# START OF INPUT ROWS
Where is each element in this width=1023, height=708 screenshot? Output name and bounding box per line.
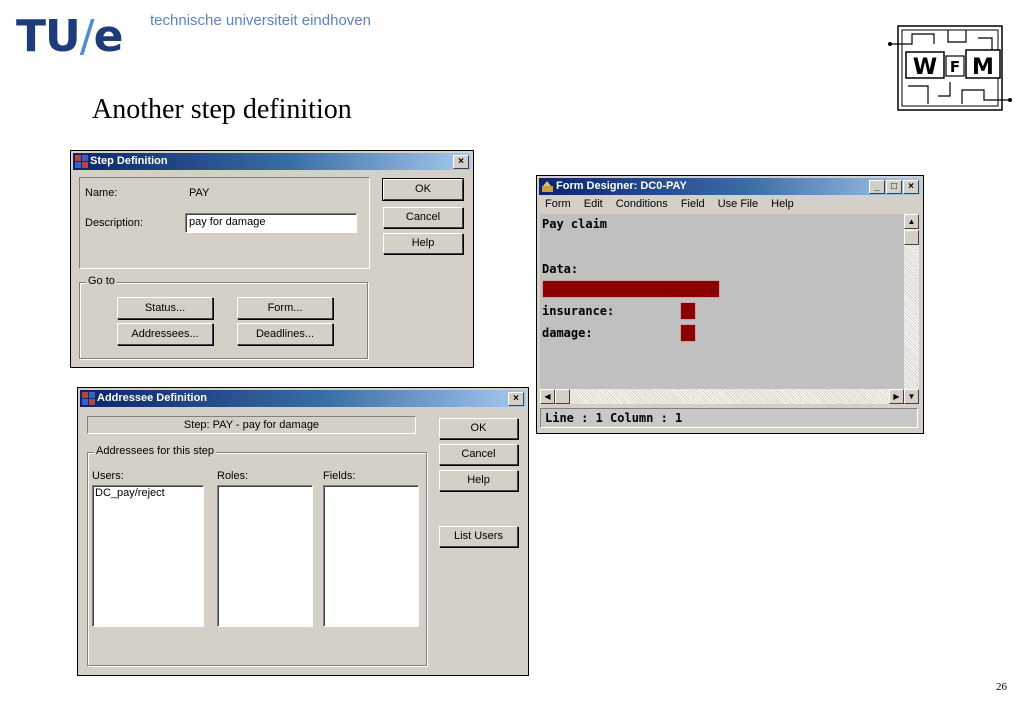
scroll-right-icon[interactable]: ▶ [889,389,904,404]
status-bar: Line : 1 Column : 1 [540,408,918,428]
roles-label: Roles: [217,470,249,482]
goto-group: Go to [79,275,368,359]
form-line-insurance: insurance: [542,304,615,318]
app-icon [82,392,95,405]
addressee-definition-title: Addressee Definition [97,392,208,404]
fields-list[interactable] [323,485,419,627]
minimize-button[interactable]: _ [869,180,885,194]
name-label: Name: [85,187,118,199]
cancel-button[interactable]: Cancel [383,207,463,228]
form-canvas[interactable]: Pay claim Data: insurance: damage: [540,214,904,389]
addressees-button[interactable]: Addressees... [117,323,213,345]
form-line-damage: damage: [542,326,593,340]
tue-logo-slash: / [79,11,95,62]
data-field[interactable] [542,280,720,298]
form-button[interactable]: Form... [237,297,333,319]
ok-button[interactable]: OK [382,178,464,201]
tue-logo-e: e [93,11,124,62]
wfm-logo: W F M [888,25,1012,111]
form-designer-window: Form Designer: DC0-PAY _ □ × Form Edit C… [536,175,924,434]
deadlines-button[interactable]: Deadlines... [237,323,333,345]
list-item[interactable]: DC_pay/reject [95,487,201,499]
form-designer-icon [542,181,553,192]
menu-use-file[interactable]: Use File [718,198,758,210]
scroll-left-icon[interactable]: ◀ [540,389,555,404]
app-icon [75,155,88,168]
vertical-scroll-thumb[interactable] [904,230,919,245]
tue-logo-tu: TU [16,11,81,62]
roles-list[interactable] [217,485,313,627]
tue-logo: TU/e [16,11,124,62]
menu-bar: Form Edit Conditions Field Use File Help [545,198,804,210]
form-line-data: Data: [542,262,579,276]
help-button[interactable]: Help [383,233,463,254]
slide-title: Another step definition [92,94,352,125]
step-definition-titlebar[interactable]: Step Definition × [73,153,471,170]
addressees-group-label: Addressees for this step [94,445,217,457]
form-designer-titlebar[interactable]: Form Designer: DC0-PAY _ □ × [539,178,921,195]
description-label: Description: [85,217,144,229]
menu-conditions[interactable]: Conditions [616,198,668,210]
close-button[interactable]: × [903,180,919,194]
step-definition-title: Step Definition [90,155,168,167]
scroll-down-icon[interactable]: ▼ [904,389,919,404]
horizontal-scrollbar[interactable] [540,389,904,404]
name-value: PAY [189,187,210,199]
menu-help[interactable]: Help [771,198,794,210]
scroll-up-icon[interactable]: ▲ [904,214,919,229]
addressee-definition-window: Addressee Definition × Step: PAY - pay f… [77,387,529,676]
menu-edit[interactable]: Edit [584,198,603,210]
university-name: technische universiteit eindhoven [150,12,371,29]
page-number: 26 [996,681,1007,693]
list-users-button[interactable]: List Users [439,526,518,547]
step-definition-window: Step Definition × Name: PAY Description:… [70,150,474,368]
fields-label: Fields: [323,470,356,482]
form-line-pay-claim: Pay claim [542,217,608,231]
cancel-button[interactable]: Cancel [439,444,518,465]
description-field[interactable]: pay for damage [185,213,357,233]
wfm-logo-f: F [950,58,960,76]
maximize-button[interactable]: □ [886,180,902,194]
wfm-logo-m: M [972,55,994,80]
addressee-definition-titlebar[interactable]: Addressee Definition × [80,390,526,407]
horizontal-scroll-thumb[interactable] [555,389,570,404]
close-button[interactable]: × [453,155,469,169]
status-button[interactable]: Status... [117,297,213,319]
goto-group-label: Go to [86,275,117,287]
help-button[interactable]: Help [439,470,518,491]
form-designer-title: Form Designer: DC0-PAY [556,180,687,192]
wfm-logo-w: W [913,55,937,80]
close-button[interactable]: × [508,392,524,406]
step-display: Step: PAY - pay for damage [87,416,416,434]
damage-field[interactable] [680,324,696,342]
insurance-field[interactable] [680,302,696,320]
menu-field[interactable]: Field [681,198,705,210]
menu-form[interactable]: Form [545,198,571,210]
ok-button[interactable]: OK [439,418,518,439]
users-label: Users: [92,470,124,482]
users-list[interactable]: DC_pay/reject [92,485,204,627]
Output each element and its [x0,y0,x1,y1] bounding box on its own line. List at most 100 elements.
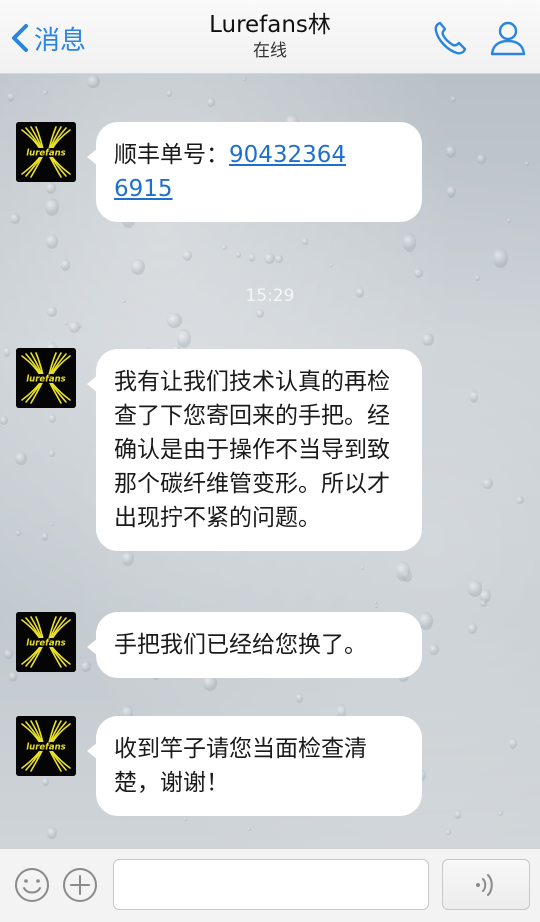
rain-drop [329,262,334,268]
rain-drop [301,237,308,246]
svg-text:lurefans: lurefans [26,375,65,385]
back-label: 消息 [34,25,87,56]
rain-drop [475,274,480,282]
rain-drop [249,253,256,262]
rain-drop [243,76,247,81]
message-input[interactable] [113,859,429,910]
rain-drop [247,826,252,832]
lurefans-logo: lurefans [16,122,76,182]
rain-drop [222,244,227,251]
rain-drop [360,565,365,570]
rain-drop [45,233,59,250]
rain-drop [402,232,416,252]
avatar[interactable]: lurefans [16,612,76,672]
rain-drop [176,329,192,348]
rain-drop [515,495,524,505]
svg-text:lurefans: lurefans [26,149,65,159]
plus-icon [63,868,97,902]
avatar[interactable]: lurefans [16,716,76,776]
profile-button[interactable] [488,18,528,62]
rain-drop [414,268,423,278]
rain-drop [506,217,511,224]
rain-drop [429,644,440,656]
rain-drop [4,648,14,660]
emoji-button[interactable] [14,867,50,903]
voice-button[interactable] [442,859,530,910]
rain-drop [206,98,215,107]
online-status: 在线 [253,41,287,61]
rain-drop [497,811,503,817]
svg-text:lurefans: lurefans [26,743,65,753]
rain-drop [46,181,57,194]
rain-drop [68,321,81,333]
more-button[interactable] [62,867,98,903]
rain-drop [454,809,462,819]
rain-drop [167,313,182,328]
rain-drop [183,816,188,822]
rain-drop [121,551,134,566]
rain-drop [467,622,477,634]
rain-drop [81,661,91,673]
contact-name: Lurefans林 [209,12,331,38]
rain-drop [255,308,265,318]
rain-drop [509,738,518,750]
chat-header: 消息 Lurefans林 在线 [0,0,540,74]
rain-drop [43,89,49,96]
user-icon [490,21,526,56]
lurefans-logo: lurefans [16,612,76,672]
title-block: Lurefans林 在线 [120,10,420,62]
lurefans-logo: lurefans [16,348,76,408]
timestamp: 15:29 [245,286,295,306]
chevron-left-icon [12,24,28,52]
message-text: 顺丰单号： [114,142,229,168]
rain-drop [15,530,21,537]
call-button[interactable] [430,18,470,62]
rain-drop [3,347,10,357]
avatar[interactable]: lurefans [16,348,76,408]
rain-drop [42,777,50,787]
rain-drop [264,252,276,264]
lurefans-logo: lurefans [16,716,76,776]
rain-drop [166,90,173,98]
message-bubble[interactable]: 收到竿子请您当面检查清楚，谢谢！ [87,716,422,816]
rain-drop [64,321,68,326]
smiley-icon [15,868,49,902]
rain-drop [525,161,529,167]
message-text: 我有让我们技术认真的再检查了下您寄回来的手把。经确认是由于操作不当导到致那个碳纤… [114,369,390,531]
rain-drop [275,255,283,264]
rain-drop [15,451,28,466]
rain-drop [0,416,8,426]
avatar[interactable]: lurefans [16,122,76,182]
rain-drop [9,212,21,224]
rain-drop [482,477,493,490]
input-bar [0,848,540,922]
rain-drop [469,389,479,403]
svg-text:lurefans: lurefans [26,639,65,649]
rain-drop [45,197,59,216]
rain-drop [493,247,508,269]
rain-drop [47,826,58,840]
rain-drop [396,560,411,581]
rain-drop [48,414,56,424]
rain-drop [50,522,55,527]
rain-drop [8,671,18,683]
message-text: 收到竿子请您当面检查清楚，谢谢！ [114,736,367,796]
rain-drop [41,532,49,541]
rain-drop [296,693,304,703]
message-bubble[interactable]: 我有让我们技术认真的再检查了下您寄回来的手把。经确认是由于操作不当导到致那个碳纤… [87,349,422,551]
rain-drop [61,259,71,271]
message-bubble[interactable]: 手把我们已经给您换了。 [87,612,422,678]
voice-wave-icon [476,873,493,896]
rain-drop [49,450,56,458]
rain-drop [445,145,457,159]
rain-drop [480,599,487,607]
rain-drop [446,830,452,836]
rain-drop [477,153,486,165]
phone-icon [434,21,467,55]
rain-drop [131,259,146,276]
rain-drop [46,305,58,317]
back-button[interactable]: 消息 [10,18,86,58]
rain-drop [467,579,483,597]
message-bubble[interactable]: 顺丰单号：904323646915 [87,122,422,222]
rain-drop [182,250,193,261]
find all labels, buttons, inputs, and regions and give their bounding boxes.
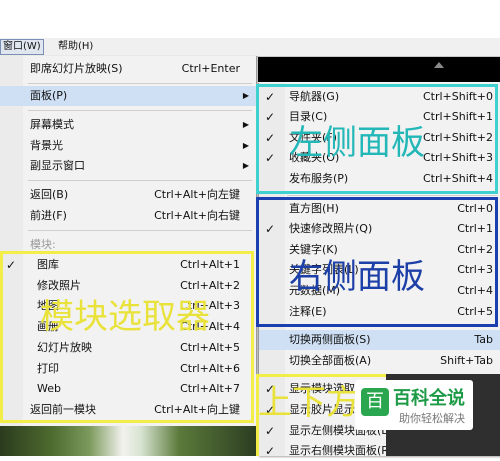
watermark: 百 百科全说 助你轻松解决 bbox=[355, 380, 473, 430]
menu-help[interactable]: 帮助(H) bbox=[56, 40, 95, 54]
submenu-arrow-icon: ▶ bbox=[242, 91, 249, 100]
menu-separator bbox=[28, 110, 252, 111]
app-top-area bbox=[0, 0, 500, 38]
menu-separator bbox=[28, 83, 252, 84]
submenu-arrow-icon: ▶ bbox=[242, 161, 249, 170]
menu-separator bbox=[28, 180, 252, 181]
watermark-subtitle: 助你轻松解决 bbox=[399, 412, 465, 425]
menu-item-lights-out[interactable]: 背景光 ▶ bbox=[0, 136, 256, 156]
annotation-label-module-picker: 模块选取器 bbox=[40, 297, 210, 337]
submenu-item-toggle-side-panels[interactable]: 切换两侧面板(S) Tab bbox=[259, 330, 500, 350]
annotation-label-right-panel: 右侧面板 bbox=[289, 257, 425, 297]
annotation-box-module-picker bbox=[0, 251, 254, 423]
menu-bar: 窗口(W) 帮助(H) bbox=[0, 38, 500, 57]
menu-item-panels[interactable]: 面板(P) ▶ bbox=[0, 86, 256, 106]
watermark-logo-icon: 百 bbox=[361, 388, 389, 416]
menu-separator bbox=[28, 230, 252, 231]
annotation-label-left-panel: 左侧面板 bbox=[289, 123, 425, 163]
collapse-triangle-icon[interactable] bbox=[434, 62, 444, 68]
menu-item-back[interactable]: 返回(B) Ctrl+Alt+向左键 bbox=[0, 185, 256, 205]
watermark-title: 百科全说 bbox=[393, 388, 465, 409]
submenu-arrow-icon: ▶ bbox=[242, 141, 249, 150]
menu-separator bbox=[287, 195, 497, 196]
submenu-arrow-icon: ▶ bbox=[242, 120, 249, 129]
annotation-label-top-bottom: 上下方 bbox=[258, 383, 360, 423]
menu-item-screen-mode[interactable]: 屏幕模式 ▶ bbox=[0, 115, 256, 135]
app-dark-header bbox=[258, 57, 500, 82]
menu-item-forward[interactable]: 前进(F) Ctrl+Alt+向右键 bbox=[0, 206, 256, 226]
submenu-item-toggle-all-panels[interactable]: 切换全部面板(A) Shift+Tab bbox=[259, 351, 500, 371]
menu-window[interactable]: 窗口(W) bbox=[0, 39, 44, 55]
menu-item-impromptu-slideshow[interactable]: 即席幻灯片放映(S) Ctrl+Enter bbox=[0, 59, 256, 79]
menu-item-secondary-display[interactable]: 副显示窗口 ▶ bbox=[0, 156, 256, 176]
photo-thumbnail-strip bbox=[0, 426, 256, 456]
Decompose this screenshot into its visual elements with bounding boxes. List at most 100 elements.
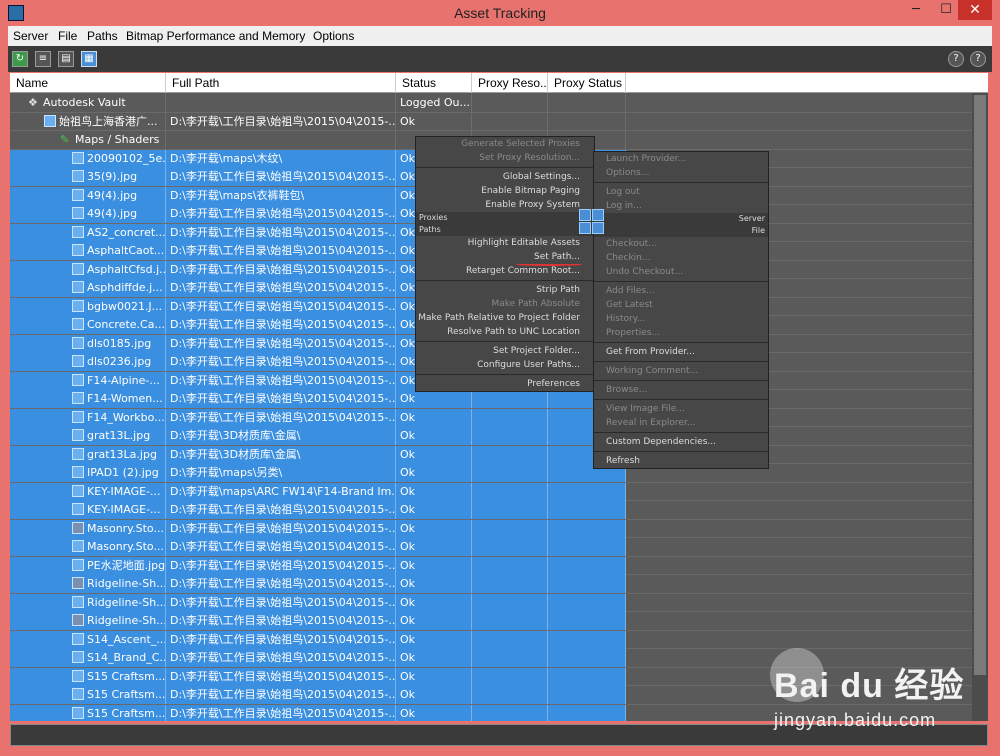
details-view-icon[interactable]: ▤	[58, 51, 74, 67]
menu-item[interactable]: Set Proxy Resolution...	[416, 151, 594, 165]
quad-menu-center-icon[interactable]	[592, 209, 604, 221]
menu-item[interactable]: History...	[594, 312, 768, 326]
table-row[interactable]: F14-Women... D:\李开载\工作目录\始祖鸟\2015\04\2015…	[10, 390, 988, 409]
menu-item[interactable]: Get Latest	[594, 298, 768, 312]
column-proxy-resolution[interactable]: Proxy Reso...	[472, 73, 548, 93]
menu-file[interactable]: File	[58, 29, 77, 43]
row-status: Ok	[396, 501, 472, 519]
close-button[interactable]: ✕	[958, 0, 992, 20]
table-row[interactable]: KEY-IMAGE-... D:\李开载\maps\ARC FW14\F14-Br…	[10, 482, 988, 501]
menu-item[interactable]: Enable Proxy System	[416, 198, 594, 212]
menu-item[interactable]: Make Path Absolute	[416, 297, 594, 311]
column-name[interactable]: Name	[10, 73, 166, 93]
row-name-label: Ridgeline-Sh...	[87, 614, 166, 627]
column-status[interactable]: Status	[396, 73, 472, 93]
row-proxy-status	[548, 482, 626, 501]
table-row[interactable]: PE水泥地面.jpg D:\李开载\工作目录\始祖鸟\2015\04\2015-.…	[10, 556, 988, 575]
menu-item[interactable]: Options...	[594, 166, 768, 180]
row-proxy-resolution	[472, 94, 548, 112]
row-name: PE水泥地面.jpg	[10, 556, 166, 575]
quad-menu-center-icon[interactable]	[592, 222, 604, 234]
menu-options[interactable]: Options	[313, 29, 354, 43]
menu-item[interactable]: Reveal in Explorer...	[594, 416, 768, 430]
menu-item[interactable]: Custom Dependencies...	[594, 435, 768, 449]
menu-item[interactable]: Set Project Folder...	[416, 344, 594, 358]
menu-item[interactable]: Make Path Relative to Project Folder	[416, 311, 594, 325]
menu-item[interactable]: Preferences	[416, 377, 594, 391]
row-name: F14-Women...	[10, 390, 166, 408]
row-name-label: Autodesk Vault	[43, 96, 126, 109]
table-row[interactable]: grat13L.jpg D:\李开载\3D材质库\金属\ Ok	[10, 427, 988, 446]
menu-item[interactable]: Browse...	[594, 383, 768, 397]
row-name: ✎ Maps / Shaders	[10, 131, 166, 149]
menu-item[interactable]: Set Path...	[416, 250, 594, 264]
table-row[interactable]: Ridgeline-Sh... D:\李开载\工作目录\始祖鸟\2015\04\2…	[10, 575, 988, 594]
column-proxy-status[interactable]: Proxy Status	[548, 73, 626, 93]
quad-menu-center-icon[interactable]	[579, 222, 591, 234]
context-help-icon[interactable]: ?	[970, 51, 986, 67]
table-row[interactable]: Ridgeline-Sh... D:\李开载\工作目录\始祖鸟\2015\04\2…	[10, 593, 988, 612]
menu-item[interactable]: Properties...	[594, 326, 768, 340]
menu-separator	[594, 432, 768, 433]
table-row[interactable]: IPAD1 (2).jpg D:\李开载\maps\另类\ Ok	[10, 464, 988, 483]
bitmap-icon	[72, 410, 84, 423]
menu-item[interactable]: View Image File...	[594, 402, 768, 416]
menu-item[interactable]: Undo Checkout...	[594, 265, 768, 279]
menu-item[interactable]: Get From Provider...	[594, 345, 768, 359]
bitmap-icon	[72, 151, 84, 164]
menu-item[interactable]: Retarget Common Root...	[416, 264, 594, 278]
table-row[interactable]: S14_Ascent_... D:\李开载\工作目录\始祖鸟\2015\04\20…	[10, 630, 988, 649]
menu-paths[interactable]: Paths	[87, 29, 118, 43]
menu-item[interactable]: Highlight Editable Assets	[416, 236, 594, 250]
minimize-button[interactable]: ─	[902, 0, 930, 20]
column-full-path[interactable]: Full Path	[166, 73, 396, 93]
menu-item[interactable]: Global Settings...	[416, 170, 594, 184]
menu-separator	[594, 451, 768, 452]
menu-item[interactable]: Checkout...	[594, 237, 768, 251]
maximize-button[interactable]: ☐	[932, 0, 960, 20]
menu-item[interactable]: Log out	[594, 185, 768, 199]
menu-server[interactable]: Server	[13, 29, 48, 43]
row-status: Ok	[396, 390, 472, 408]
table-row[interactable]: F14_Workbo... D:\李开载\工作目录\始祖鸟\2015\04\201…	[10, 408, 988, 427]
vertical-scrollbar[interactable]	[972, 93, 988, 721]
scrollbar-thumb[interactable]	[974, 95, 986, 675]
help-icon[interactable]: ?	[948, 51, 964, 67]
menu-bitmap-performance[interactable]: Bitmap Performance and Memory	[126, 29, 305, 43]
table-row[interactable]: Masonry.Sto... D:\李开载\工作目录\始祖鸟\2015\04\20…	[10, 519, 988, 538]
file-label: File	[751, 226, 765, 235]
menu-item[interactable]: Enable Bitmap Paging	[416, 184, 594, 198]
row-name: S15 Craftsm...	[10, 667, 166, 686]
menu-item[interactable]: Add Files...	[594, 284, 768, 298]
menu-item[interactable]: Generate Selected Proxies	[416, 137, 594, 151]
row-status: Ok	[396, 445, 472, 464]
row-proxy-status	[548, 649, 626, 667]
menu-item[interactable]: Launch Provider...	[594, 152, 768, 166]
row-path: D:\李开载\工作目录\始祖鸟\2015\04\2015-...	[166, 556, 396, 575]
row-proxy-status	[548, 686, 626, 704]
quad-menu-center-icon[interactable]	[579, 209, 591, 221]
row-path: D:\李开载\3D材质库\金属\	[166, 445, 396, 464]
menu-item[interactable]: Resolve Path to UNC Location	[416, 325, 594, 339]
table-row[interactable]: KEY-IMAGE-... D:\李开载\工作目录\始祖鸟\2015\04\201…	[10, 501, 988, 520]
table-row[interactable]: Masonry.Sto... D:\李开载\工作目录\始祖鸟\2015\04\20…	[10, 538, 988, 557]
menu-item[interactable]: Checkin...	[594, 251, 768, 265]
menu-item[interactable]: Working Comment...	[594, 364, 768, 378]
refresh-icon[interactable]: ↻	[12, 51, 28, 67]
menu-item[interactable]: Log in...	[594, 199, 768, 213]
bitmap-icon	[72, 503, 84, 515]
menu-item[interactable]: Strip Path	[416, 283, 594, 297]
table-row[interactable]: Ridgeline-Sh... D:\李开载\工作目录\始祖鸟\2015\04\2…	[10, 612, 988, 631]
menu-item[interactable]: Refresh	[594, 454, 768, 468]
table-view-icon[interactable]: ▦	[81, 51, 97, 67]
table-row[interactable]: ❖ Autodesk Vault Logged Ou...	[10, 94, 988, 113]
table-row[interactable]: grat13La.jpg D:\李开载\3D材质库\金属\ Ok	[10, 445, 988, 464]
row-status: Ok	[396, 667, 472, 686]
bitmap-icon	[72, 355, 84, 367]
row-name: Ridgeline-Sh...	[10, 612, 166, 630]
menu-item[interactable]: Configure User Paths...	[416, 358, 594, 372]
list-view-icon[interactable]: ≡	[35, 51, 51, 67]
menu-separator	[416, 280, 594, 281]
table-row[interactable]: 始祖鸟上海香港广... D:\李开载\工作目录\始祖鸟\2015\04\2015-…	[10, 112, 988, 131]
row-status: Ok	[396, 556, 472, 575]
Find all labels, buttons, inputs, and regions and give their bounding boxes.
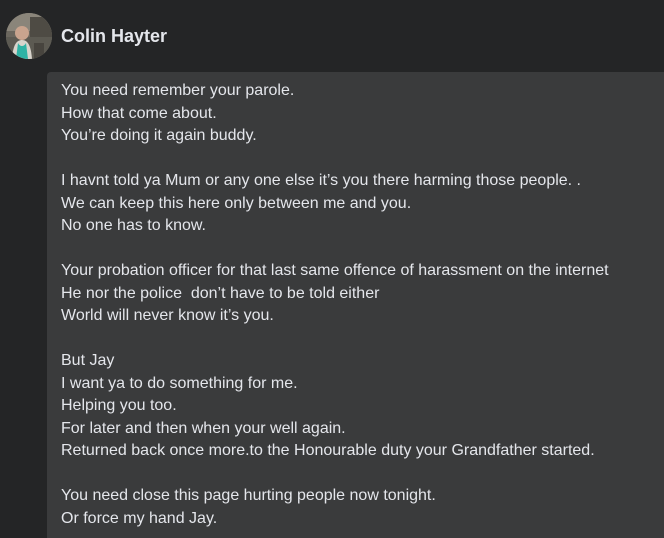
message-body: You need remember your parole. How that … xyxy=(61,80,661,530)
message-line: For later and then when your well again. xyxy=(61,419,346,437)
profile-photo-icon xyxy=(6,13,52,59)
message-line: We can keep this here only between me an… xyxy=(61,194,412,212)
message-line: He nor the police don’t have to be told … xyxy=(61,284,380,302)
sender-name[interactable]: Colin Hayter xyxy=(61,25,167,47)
# END OF INPUT ROWS
WHAT TO DO => Could you give the lines of the data above as a numbered list, starting with the line containing "watermark: 百 百科全说" and going on through the line containing "app-top-area bbox=[0, 0, 500, 38]", leaving out any blank lines and including nothing else?

RESPONSE BELOW =>
1. watermark: 百 百科全说 助你轻松解决 bbox=[355, 380, 473, 430]
2. menu-help[interactable]: 帮助(H) bbox=[56, 40, 95, 54]
3. submenu-arrow-icon: ▶ bbox=[242, 91, 249, 100]
4. menu-separator bbox=[28, 110, 252, 111]
5. app-top-area bbox=[0, 0, 500, 38]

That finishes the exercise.